--- DATA SUPPLIED ---

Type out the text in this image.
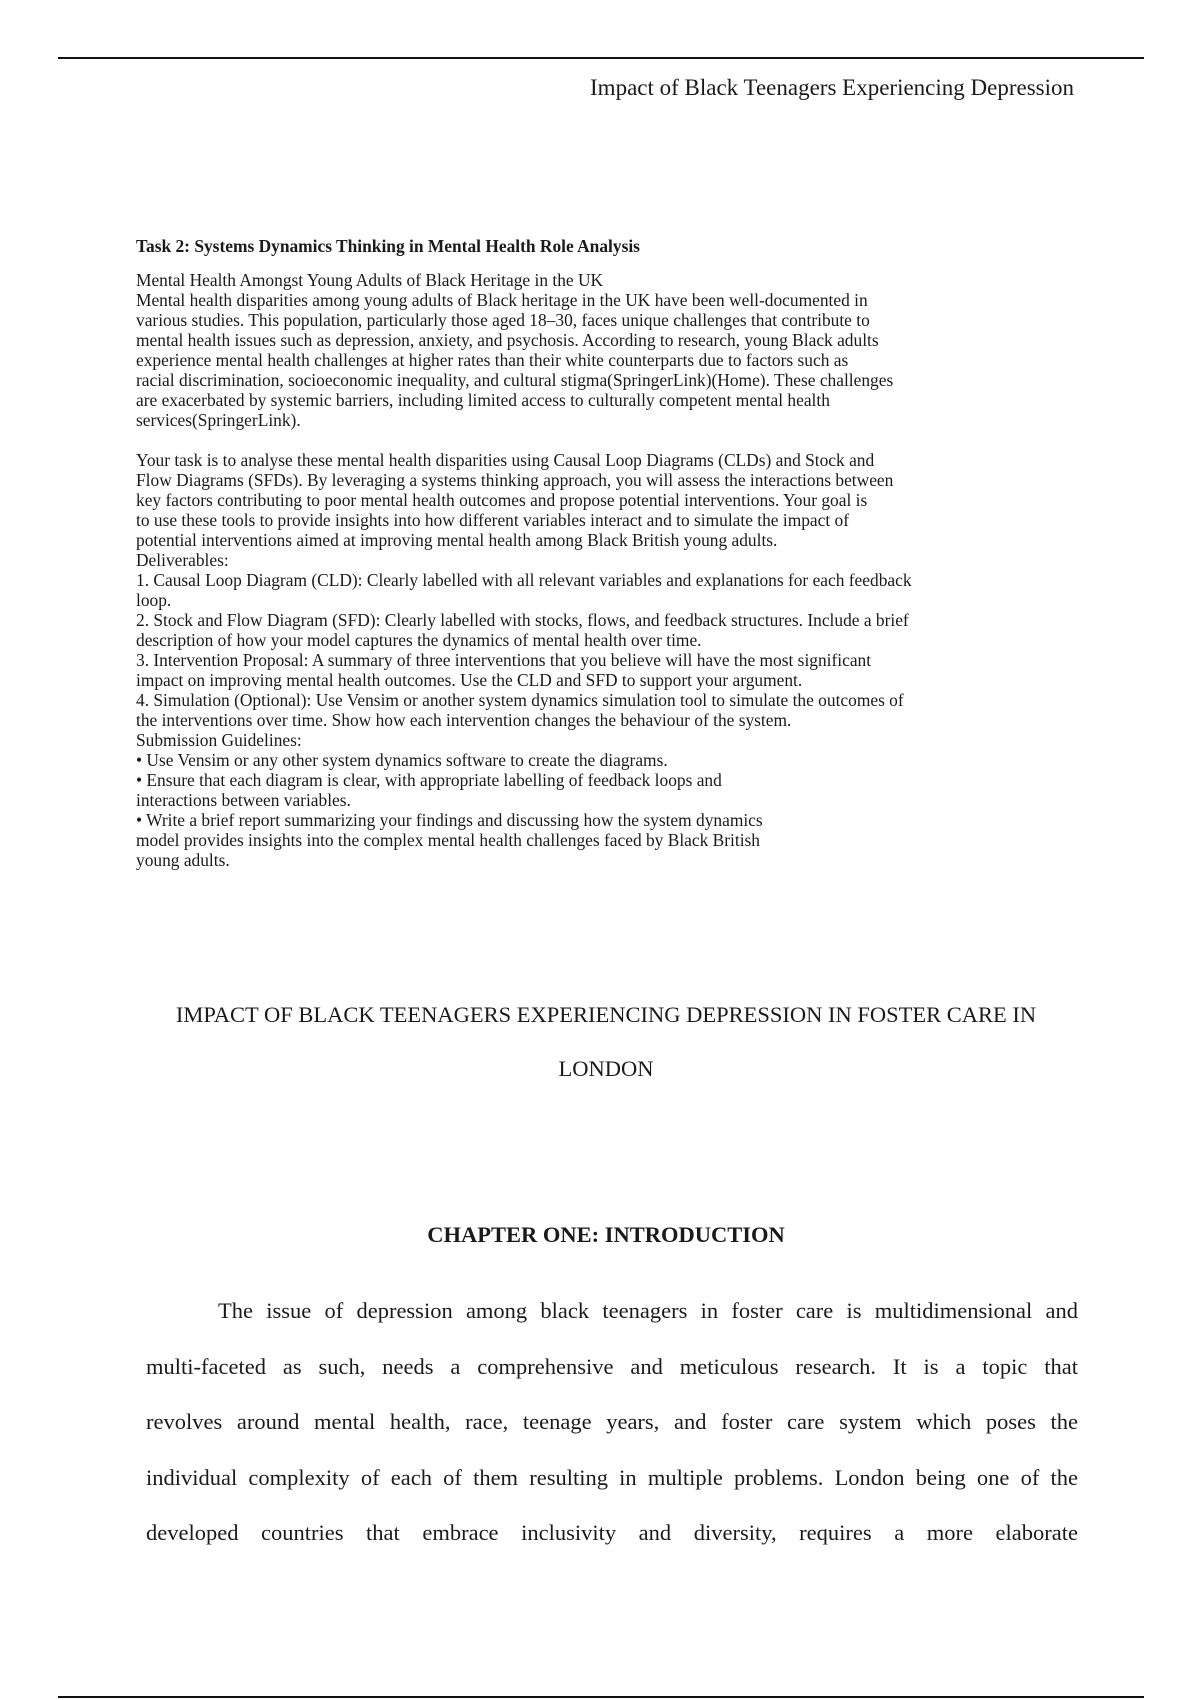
Impact of Black Teenagers Experiencing Depression
Task 2: Systems Dynamics Thinking in Mental Health Role Analysis

Mental Health Amongst Young Adults of Black Heritage in the UK
Mental health disparities among young adults of Black heritage in the UK have been well-documented in
various studies. This population, particularly those aged 18–30, faces unique challenges that contribute to
mental health issues such as depression, anxiety, and psychosis. According to research, young Black adults
experience mental health challenges at higher rates than their white counterparts due to factors such as
racial discrimination, socioeconomic inequality, and cultural stigma(SpringerLink)(Home). These challenges
are exacerbated by systemic barriers, including limited access to culturally competent mental health
services(SpringerLink).

Your task is to analyse these mental health disparities using Causal Loop Diagrams (CLDs) and Stock and
Flow Diagrams (SFDs). By leveraging a systems thinking approach, you will assess the interactions between
key factors contributing to poor mental health outcomes and propose potential interventions. Your goal is
to use these tools to provide insights into how different variables interact and to simulate the impact of
potential interventions aimed at improving mental health among Black British young adults.
Deliverables:
1. Causal Loop Diagram (CLD): Clearly labelled with all relevant variables and explanations for each feedback
loop.
2. Stock and Flow Diagram (SFD): Clearly labelled with stocks, flows, and feedback structures. Include a brief
description of how your model captures the dynamics of mental health over time.
3. Intervention Proposal: A summary of three interventions that you believe will have the most significant
impact on improving mental health outcomes. Use the CLD and SFD to support your argument.
4. Simulation (Optional): Use Vensim or another system dynamics simulation tool to simulate the outcomes of
the interventions over time. Show how each intervention changes the behaviour of the system.
Submission Guidelines:
• Use Vensim or any other system dynamics software to create the diagrams.
• Ensure that each diagram is clear, with appropriate labelling of feedback loops and
interactions between variables.
• Write a brief report summarizing your findings and discussing how the system dynamics
model provides insights into the complex mental health challenges faced by Black British
young adults.

IMPACT OF BLACK TEENAGERS EXPERIENCING DEPRESSION IN FOSTER CARE IN
LONDON
CHAPTER ONE: INTRODUCTION
The issue of depression among black teenagers in foster care is multidimensional and
multi-faceted as such, needs a comprehensive and meticulous research. It is a topic that
revolves around mental health, race, teenage years, and foster care system which poses the
individual complexity of each of them resulting in multiple problems. London being one of the
developed countries that embrace inclusivity and diversity, requires a more elaborate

---

» **WORK TO DO**
Copy out every line of the material above exactly, skipping the pictures.

» **CORRECT OUTPUT**
Type out the text in this image.
Impact of Black Teenagers Experiencing Depression
Task 2: Systems Dynamics Thinking in Mental Health Role Analysis

Mental Health Amongst Young Adults of Black Heritage in the UK
Mental health disparities among young adults of Black heritage in the UK have been well-documented in
various studies. This population, particularly those aged 18–30, faces unique challenges that contribute to
mental health issues such as depression, anxiety, and psychosis. According to research, young Black adults
experience mental health challenges at higher rates than their white counterparts due to factors such as
racial discrimination, socioeconomic inequality, and cultural stigma(SpringerLink)(Home). These challenges
are exacerbated by systemic barriers, including limited access to culturally competent mental health
services(SpringerLink).

Your task is to analyse these mental health disparities using Causal Loop Diagrams (CLDs) and Stock and
Flow Diagrams (SFDs). By leveraging a systems thinking approach, you will assess the interactions between
key factors contributing to poor mental health outcomes and propose potential interventions. Your goal is
to use these tools to provide insights into how different variables interact and to simulate the impact of
potential interventions aimed at improving mental health among Black British young adults.
Deliverables:
1. Causal Loop Diagram (CLD): Clearly labelled with all relevant variables and explanations for each feedback
loop.
2. Stock and Flow Diagram (SFD): Clearly labelled with stocks, flows, and feedback structures. Include a brief
description of how your model captures the dynamics of mental health over time.
3. Intervention Proposal: A summary of three interventions that you believe will have the most significant
impact on improving mental health outcomes. Use the CLD and SFD to support your argument.
4. Simulation (Optional): Use Vensim or another system dynamics simulation tool to simulate the outcomes of
the interventions over time. Show how each intervention changes the behaviour of the system.
Submission Guidelines:
• Use Vensim or any other system dynamics software to create the diagrams.
• Ensure that each diagram is clear, with appropriate labelling of feedback loops and
interactions between variables.
• Write a brief report summarizing your findings and discussing how the system dynamics
model provides insights into the complex mental health challenges faced by Black British
young adults.

IMPACT OF BLACK TEENAGERS EXPERIENCING DEPRESSION IN FOSTER CARE IN
LONDON
CHAPTER ONE: INTRODUCTION
The issue of depression among black teenagers in foster care is multidimensional and
multi-faceted as such, needs a comprehensive and meticulous research. It is a topic that
revolves around mental health, race, teenage years, and foster care system which poses the
individual complexity of each of them resulting in multiple problems. London being one of the
developed countries that embrace inclusivity and diversity, requires a more elaborate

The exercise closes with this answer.